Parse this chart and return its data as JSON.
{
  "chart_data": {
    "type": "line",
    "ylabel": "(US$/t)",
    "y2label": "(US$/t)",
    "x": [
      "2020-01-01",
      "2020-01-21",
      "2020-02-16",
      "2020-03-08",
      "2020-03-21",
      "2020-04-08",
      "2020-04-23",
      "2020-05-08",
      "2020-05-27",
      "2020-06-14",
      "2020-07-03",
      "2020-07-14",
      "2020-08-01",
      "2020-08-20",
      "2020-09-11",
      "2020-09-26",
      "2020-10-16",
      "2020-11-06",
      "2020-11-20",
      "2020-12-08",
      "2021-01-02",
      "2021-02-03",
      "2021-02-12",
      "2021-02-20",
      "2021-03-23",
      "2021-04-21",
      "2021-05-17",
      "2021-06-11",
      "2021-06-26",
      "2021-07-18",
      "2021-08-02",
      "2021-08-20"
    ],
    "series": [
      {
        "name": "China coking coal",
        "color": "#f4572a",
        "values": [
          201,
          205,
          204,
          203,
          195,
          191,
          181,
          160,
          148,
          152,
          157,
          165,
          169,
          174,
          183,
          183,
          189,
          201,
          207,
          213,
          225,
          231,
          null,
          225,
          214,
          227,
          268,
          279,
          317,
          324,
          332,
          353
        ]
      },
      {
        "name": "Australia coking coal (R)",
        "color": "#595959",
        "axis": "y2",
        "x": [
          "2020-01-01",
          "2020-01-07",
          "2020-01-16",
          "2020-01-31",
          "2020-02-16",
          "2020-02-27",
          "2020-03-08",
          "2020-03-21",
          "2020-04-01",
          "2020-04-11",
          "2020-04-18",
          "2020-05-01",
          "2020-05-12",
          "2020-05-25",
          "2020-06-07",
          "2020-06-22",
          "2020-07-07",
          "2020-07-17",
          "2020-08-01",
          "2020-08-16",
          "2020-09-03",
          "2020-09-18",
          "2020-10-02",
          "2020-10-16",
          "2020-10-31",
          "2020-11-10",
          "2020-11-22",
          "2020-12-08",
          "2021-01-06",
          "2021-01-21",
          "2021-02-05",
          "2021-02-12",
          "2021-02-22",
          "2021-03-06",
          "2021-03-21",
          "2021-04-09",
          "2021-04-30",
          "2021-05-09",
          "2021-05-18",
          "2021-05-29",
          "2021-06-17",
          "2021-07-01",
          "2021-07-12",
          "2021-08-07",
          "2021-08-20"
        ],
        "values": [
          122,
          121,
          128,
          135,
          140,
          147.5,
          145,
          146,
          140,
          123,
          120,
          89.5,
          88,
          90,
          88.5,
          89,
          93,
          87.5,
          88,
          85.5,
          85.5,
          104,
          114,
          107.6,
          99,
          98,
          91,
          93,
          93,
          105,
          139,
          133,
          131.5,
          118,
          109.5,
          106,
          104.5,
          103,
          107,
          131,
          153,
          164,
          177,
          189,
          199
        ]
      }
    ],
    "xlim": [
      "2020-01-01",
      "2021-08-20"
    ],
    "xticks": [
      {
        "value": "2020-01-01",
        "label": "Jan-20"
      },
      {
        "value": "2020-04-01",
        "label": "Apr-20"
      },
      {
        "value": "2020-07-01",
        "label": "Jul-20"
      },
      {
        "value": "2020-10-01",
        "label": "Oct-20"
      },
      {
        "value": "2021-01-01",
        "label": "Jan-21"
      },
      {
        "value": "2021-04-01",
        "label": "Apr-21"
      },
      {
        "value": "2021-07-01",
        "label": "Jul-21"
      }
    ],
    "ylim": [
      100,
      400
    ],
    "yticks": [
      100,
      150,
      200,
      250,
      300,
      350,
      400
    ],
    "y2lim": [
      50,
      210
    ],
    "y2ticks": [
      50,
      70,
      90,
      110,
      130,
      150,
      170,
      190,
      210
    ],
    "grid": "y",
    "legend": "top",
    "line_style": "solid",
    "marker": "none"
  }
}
- - - - - - -
#### [Stated goal]
Copy out every line from the data above that has "coking" in it.

#### [Correct answer]
        "name": "China coking coal",
        "name": "Australia coking coal (R)",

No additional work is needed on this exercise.